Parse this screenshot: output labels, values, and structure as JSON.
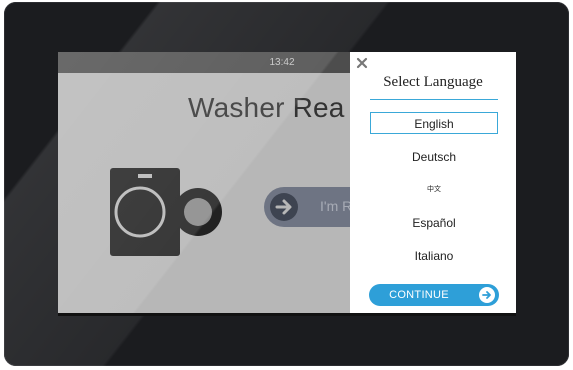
{
  "status": {
    "time": "13:42"
  },
  "background_screen": {
    "title": "Washer Rea",
    "next_button_label": "I'm R"
  },
  "language_dialog": {
    "title": "Select Language",
    "languages": [
      {
        "label": "English",
        "selected": true
      },
      {
        "label": "Deutsch",
        "selected": false
      },
      {
        "label": "中文",
        "selected": false
      },
      {
        "label": "Español",
        "selected": false
      },
      {
        "label": "Italiano",
        "selected": false
      }
    ],
    "continue_label": "CONTINUE",
    "close_icon": "close-icon"
  },
  "colors": {
    "accent": "#2e9fd8",
    "bezel": "#1b1c1f",
    "dimmed_screen": "#b7b7b7"
  }
}
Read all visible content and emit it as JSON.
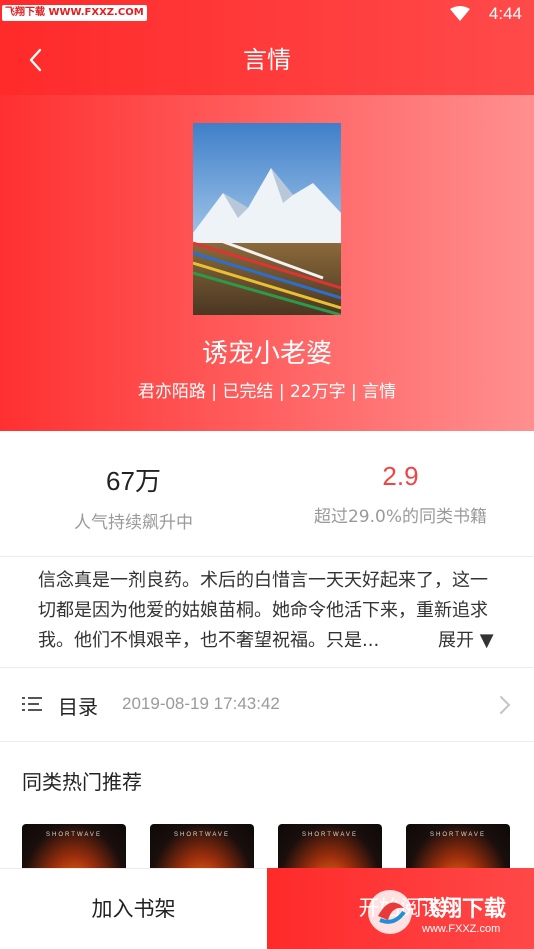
{
  "status_bar": {
    "time": "4:44",
    "watermark": "飞翔下载 WWW.FXXZ.COM"
  },
  "header": {
    "title": "言情",
    "back_icon": "chevron-left-icon"
  },
  "book": {
    "name": "诱宠小老婆",
    "meta": "君亦陌路 | 已完结 | 22万字 | 言情"
  },
  "stats": {
    "popularity_value": "67万",
    "popularity_label": "人气持续飙升中",
    "score_value": "2.9",
    "score_label": "超过29.0%的同类书籍"
  },
  "synopsis": {
    "text": "信念真是一剂良药。术后的白惜言一天天好起来了，这一切都是因为他爱的姑娘苗桐。她命令他活下来，重新追求我。他们不惧艰辛，也不奢望祝福。只是...",
    "expand_label": "展开 ▼"
  },
  "catalog": {
    "label": "目录",
    "updated": "2019-08-19 17:43:42"
  },
  "recommend": {
    "title": "同类热门推荐",
    "cards": [
      {
        "cover_text": "SHORTWAVE"
      },
      {
        "cover_text": "SHORTWAVE"
      },
      {
        "cover_text": "SHORTWAVE"
      },
      {
        "cover_text": "SHORTWAVE"
      }
    ]
  },
  "bottom": {
    "add_shelf": "加入书架",
    "start_read": "开始阅读",
    "logo_watermark": "飞翔下载 www.FXXZ.com"
  },
  "colors": {
    "accent": "#ff2a2a",
    "score": "#f24444",
    "muted": "#9a9a9a"
  }
}
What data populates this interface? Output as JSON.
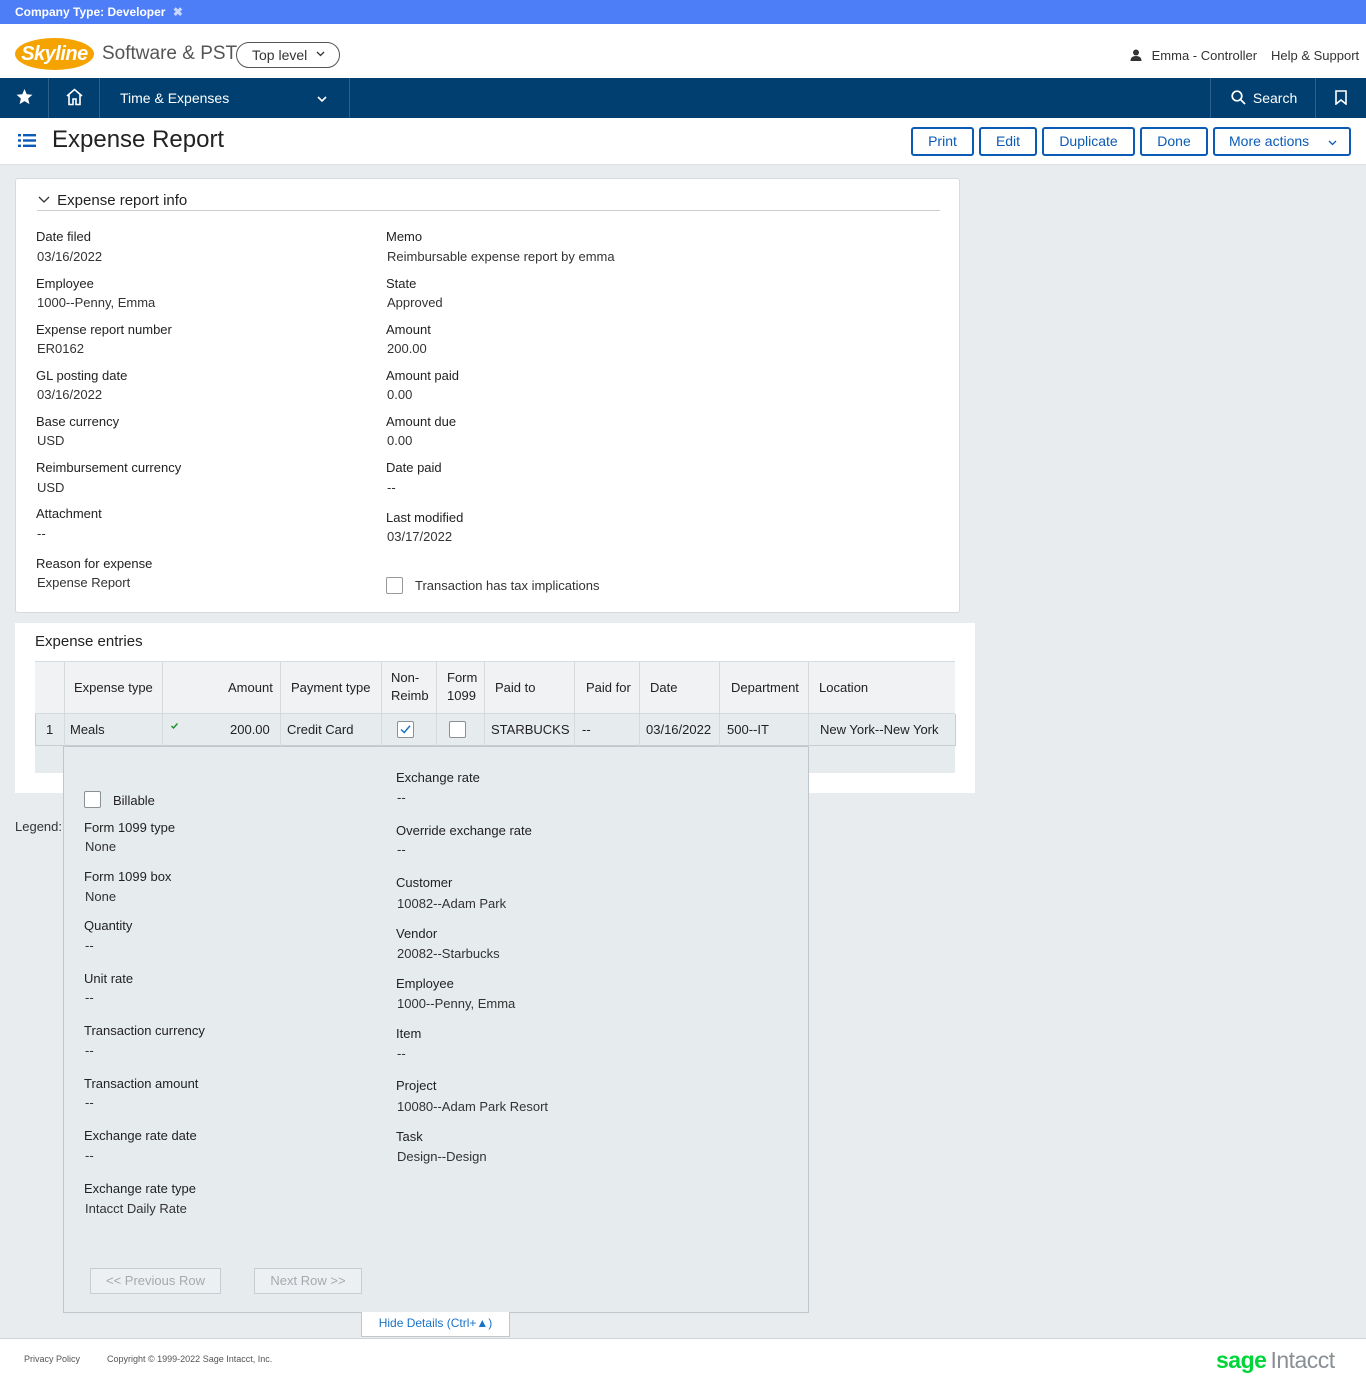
{
  "banner": {
    "label": "Company Type: Developer",
    "close": "✖"
  },
  "header": {
    "logo": "Skyline",
    "company": "Software & PST",
    "level": "Top level",
    "user": "Emma - Controller",
    "help": "Help & Support"
  },
  "nav": {
    "module": "Time & Expenses",
    "search": "Search"
  },
  "page": {
    "title": "Expense Report",
    "buttons": {
      "print": "Print",
      "edit": "Edit",
      "duplicate": "Duplicate",
      "done": "Done",
      "more": "More actions"
    }
  },
  "info": {
    "section_title": "Expense report info",
    "left": [
      {
        "label": "Date filed",
        "value": "03/16/2022"
      },
      {
        "label": "Employee",
        "value": "1000--Penny, Emma"
      },
      {
        "label": "Expense report number",
        "value": "ER0162"
      },
      {
        "label": "GL posting date",
        "value": "03/16/2022"
      },
      {
        "label": "Base currency",
        "value": "USD"
      },
      {
        "label": "Reimbursement currency",
        "value": "USD"
      },
      {
        "label": "Attachment",
        "value": "--"
      },
      {
        "label": "Reason for expense",
        "value": "Expense Report"
      }
    ],
    "right": [
      {
        "label": "Memo",
        "value": "Reimbursable expense report by emma"
      },
      {
        "label": "State",
        "value": "Approved"
      },
      {
        "label": "Amount",
        "value": "200.00"
      },
      {
        "label": "Amount paid",
        "value": "0.00"
      },
      {
        "label": "Amount due",
        "value": "0.00"
      },
      {
        "label": "Date paid",
        "value": "--"
      },
      {
        "label": "Last modified",
        "value": "03/17/2022"
      }
    ],
    "tax_checkbox": "Transaction has tax implications"
  },
  "entries": {
    "title": "Expense entries",
    "headers": {
      "expense_type": "Expense type",
      "amount": "Amount",
      "payment_type": "Payment type",
      "nonreimb_1": "Non-",
      "nonreimb_2": "Reimb",
      "form1099_1": "Form",
      "form1099_2": "1099",
      "paid_to": "Paid to",
      "paid_for": "Paid for",
      "date": "Date",
      "department": "Department",
      "location": "Location"
    },
    "row": {
      "num": "1",
      "expense_type": "Meals",
      "amount": "200.00",
      "payment_type": "Credit Card",
      "nonreimb": true,
      "form1099": false,
      "paid_to": "STARBUCKS",
      "paid_for": "--",
      "date": "03/16/2022",
      "department": "500--IT",
      "location": "New York--New York"
    }
  },
  "legend": "Legend:",
  "details": {
    "billable": "Billable",
    "left": [
      {
        "label": "Form 1099 type",
        "value": "None"
      },
      {
        "label": "Form 1099 box",
        "value": "None"
      },
      {
        "label": "Quantity",
        "value": "--"
      },
      {
        "label": "Unit rate",
        "value": "--"
      },
      {
        "label": "Transaction currency",
        "value": "--"
      },
      {
        "label": "Transaction amount",
        "value": "--"
      },
      {
        "label": "Exchange rate date",
        "value": "--"
      },
      {
        "label": "Exchange rate type",
        "value": "Intacct Daily Rate"
      }
    ],
    "right": [
      {
        "label": "Exchange rate",
        "value": "--"
      },
      {
        "label": "Override exchange rate",
        "value": "--"
      },
      {
        "label": "Customer",
        "value": "10082--Adam Park"
      },
      {
        "label": "Vendor",
        "value": "20082--Starbucks"
      },
      {
        "label": "Employee",
        "value": "1000--Penny, Emma"
      },
      {
        "label": "Item",
        "value": "--"
      },
      {
        "label": "Project",
        "value": "10080--Adam Park Resort"
      },
      {
        "label": "Task",
        "value": "Design--Design"
      }
    ],
    "prev": "<< Previous Row",
    "next": "Next Row >>",
    "hide": "Hide Details (Ctrl+▲)"
  },
  "footer": {
    "privacy": "Privacy Policy",
    "copyright": "Copyright © 1999-2022 Sage Intacct, Inc.",
    "brand_sage": "sage",
    "brand_intacct": "Intacct"
  },
  "colors": {
    "nav": "#003f6f",
    "banner": "#4d7ef7",
    "link": "#1a73c8",
    "sage_green": "#00d639"
  }
}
※ ※ ※
(Directions) Copy out all the data without changing anything, and drop the pictures.

(Answer for the task)
Parse this screenshot: output labels, values, and structure as JSON.
{
  "status": {
    "time": "13:42"
  },
  "background_screen": {
    "title": "Washer Rea",
    "next_button_label": "I'm R"
  },
  "language_dialog": {
    "title": "Select Language",
    "languages": [
      {
        "label": "English",
        "selected": true
      },
      {
        "label": "Deutsch",
        "selected": false
      },
      {
        "label": "中文",
        "selected": false
      },
      {
        "label": "Español",
        "selected": false
      },
      {
        "label": "Italiano",
        "selected": false
      }
    ],
    "continue_label": "CONTINUE",
    "close_icon": "close-icon"
  },
  "colors": {
    "accent": "#2e9fd8",
    "bezel": "#1b1c1f",
    "dimmed_screen": "#b7b7b7"
  }
}
Read all visible content and emit it as JSON.
{
  "status_bar": {
    "time": "4:44",
    "watermark": "飞翔下载 WWW.FXXZ.COM"
  },
  "header": {
    "title": "言情",
    "back_icon": "chevron-left-icon"
  },
  "book": {
    "name": "诱宠小老婆",
    "meta": "君亦陌路 | 已完结 | 22万字 | 言情"
  },
  "stats": {
    "popularity_value": "67万",
    "popularity_label": "人气持续飙升中",
    "score_value": "2.9",
    "score_label": "超过29.0%的同类书籍"
  },
  "synopsis": {
    "text": "信念真是一剂良药。术后的白惜言一天天好起来了，这一切都是因为他爱的姑娘苗桐。她命令他活下来，重新追求我。他们不惧艰辛，也不奢望祝福。只是...",
    "expand_label": "展开 ▼"
  },
  "catalog": {
    "label": "目录",
    "updated": "2019-08-19 17:43:42"
  },
  "recommend": {
    "title": "同类热门推荐",
    "cards": [
      {
        "cover_text": "SHORTWAVE"
      },
      {
        "cover_text": "SHORTWAVE"
      },
      {
        "cover_text": "SHORTWAVE"
      },
      {
        "cover_text": "SHORTWAVE"
      }
    ]
  },
  "bottom": {
    "add_shelf": "加入书架",
    "start_read": "开始阅读",
    "logo_watermark": "飞翔下载 www.FXXZ.com"
  },
  "colors": {
    "accent": "#ff2a2a",
    "score": "#f24444",
    "muted": "#9a9a9a"
  }
}
What data populates this interface? Output as JSON.
{
  "banner": {
    "label": "Company Type: Developer",
    "close": "✖"
  },
  "header": {
    "logo": "Skyline",
    "company": "Software & PST",
    "level": "Top level",
    "user": "Emma - Controller",
    "help": "Help & Support"
  },
  "nav": {
    "module": "Time & Expenses",
    "search": "Search"
  },
  "page": {
    "title": "Expense Report",
    "buttons": {
      "print": "Print",
      "edit": "Edit",
      "duplicate": "Duplicate",
      "done": "Done",
      "more": "More actions"
    }
  },
  "info": {
    "section_title": "Expense report info",
    "left": [
      {
        "label": "Date filed",
        "value": "03/16/2022"
      },
      {
        "label": "Employee",
        "value": "1000--Penny, Emma"
      },
      {
        "label": "Expense report number",
        "value": "ER0162"
      },
      {
        "label": "GL posting date",
        "value": "03/16/2022"
      },
      {
        "label": "Base currency",
        "value": "USD"
      },
      {
        "label": "Reimbursement currency",
        "value": "USD"
      },
      {
        "label": "Attachment",
        "value": "--"
      },
      {
        "label": "Reason for expense",
        "value": "Expense Report"
      }
    ],
    "right": [
      {
        "label": "Memo",
        "value": "Reimbursable expense report by emma"
      },
      {
        "label": "State",
        "value": "Approved"
      },
      {
        "label": "Amount",
        "value": "200.00"
      },
      {
        "label": "Amount paid",
        "value": "0.00"
      },
      {
        "label": "Amount due",
        "value": "0.00"
      },
      {
        "label": "Date paid",
        "value": "--"
      },
      {
        "label": "Last modified",
        "value": "03/17/2022"
      }
    ],
    "tax_checkbox": "Transaction has tax implications"
  },
  "entries": {
    "title": "Expense entries",
    "headers": {
      "expense_type": "Expense type",
      "amount": "Amount",
      "payment_type": "Payment type",
      "nonreimb_1": "Non-",
      "nonreimb_2": "Reimb",
      "form1099_1": "Form",
      "form1099_2": "1099",
      "paid_to": "Paid to",
      "paid_for": "Paid for",
      "date": "Date",
      "department": "Department",
      "location": "Location"
    },
    "row": {
      "num": "1",
      "expense_type": "Meals",
      "amount": "200.00",
      "payment_type": "Credit Card",
      "nonreimb": true,
      "form1099": false,
      "paid_to": "STARBUCKS",
      "paid_for": "--",
      "date": "03/16/2022",
      "department": "500--IT",
      "location": "New York--New York"
    }
  },
  "legend": "Legend:",
  "details": {
    "billable": "Billable",
    "left": [
      {
        "label": "Form 1099 type",
        "value": "None"
      },
      {
        "label": "Form 1099 box",
        "value": "None"
      },
      {
        "label": "Quantity",
        "value": "--"
      },
      {
        "label": "Unit rate",
        "value": "--"
      },
      {
        "label": "Transaction currency",
        "value": "--"
      },
      {
        "label": "Transaction amount",
        "value": "--"
      },
      {
        "label": "Exchange rate date",
        "value": "--"
      },
      {
        "label": "Exchange rate type",
        "value": "Intacct Daily Rate"
      }
    ],
    "right": [
      {
        "label": "Exchange rate",
        "value": "--"
      },
      {
        "label": "Override exchange rate",
        "value": "--"
      },
      {
        "label": "Customer",
        "value": "10082--Adam Park"
      },
      {
        "label": "Vendor",
        "value": "20082--Starbucks"
      },
      {
        "label": "Employee",
        "value": "1000--Penny, Emma"
      },
      {
        "label": "Item",
        "value": "--"
      },
      {
        "label": "Project",
        "value": "10080--Adam Park Resort"
      },
      {
        "label": "Task",
        "value": "Design--Design"
      }
    ],
    "prev": "<< Previous Row",
    "next": "Next Row >>",
    "hide": "Hide Details (Ctrl+▲)"
  },
  "footer": {
    "privacy": "Privacy Policy",
    "copyright": "Copyright © 1999-2022 Sage Intacct, Inc.",
    "brand_sage": "sage",
    "brand_intacct": "Intacct"
  },
  "colors": {
    "nav": "#003f6f",
    "banner": "#4d7ef7",
    "link": "#1a73c8",
    "sage_green": "#00d639"
  }
}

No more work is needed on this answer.